### [Supplied material]

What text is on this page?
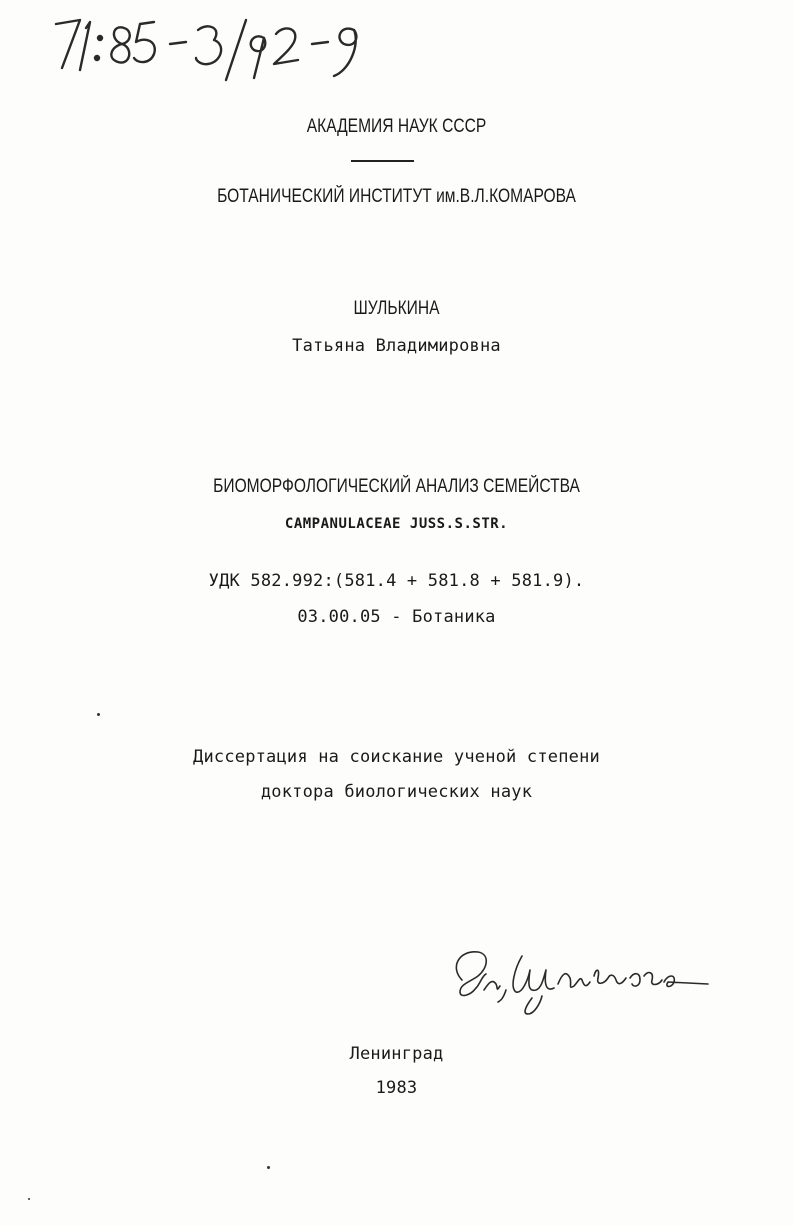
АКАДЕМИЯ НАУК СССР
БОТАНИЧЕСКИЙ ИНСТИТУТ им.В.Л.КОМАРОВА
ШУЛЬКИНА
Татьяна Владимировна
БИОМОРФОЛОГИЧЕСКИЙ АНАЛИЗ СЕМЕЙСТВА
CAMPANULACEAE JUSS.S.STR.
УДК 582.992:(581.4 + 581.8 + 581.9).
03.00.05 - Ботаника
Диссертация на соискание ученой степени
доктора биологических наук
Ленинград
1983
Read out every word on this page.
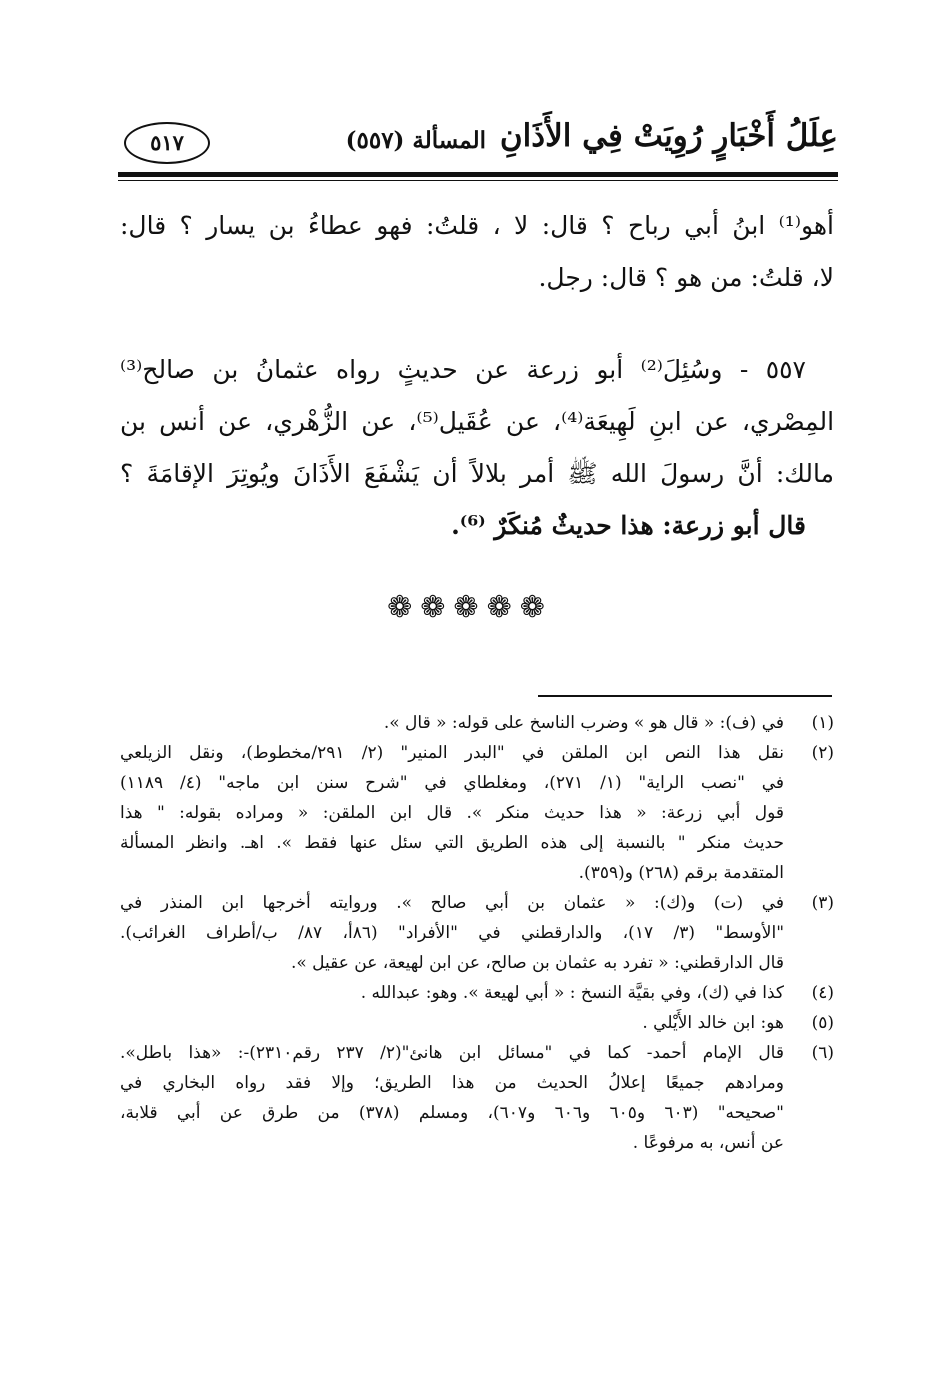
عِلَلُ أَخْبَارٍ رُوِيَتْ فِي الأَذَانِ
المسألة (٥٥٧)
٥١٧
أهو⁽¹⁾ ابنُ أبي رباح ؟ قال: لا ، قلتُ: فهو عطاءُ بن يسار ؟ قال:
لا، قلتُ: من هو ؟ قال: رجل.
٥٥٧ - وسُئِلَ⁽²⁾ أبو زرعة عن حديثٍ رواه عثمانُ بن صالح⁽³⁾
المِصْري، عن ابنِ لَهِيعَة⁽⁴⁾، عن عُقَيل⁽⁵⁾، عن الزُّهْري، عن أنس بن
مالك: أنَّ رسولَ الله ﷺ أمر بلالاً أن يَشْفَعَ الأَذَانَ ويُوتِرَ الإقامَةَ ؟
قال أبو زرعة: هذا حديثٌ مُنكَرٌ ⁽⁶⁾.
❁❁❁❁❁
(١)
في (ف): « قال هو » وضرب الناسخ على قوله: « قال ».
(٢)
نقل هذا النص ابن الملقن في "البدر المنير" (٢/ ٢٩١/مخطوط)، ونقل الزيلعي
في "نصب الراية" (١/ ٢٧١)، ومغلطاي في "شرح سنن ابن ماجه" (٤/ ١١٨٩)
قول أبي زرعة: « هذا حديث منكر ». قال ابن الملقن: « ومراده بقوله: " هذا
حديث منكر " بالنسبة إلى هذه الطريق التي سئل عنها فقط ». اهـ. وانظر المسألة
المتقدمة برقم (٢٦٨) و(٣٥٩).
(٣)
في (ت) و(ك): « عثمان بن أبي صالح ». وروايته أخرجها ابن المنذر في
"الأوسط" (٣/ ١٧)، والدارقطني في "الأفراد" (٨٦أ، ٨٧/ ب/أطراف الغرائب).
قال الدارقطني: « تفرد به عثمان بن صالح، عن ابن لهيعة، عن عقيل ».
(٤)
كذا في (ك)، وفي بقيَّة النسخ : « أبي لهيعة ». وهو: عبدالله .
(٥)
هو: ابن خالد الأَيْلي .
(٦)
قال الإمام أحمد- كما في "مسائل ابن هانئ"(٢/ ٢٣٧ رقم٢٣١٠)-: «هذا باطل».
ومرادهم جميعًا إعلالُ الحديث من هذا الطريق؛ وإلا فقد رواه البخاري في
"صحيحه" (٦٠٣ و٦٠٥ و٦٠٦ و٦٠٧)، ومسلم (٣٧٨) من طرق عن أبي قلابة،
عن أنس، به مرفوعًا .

### [Request]
Except for the pictures, give all the material above again verbatim.

### [Solution to this task]
What text is on this page?
АКАДЕМИЯ НАУК СССР
БОТАНИЧЕСКИЙ ИНСТИТУТ им.В.Л.КОМАРОВА
ШУЛЬКИНА
Татьяна Владимировна
БИОМОРФОЛОГИЧЕСКИЙ АНАЛИЗ СЕМЕЙСТВА
CAMPANULACEAE JUSS.S.STR.
УДК 582.992:(581.4 + 581.8 + 581.9).
03.00.05 - Ботаника
Диссертация на соискание ученой степени
доктора биологических наук
Ленинград
1983
Read out every word on this page.
عِلَلُ أَخْبَارٍ رُوِيَتْ فِي الأَذَانِ
المسألة (٥٥٧)
٥١٧
أهو⁽¹⁾ ابنُ أبي رباح ؟ قال: لا ، قلتُ: فهو عطاءُ بن يسار ؟ قال:
لا، قلتُ: من هو ؟ قال: رجل.
٥٥٧ - وسُئِلَ⁽²⁾ أبو زرعة عن حديثٍ رواه عثمانُ بن صالح⁽³⁾
المِصْري، عن ابنِ لَهِيعَة⁽⁴⁾، عن عُقَيل⁽⁵⁾، عن الزُّهْري، عن أنس بن
مالك: أنَّ رسولَ الله ﷺ أمر بلالاً أن يَشْفَعَ الأَذَانَ ويُوتِرَ الإقامَةَ ؟
قال أبو زرعة: هذا حديثٌ مُنكَرٌ ⁽⁶⁾.
❁❁❁❁❁
(١)
في (ف): « قال هو » وضرب الناسخ على قوله: « قال ».
(٢)
نقل هذا النص ابن الملقن في "البدر المنير" (٢/ ٢٩١/مخطوط)، ونقل الزيلعي
في "نصب الراية" (١/ ٢٧١)، ومغلطاي في "شرح سنن ابن ماجه" (٤/ ١١٨٩)
قول أبي زرعة: « هذا حديث منكر ». قال ابن الملقن: « ومراده بقوله: " هذا
حديث منكر " بالنسبة إلى هذه الطريق التي سئل عنها فقط ». اهـ. وانظر المسألة
المتقدمة برقم (٢٦٨) و(٣٥٩).
(٣)
في (ت) و(ك): « عثمان بن أبي صالح ». وروايته أخرجها ابن المنذر في
"الأوسط" (٣/ ١٧)، والدارقطني في "الأفراد" (٨٦أ، ٨٧/ ب/أطراف الغرائب).
قال الدارقطني: « تفرد به عثمان بن صالح، عن ابن لهيعة، عن عقيل ».
(٤)
كذا في (ك)، وفي بقيَّة النسخ : « أبي لهيعة ». وهو: عبدالله .
(٥)
هو: ابن خالد الأَيْلي .
(٦)
قال الإمام أحمد- كما في "مسائل ابن هانئ"(٢/ ٢٣٧ رقم٢٣١٠)-: «هذا باطل».
ومرادهم جميعًا إعلالُ الحديث من هذا الطريق؛ وإلا فقد رواه البخاري في
"صحيحه" (٦٠٣ و٦٠٥ و٦٠٦ و٦٠٧)، ومسلم (٣٧٨) من طرق عن أبي قلابة،
عن أنس، به مرفوعًا .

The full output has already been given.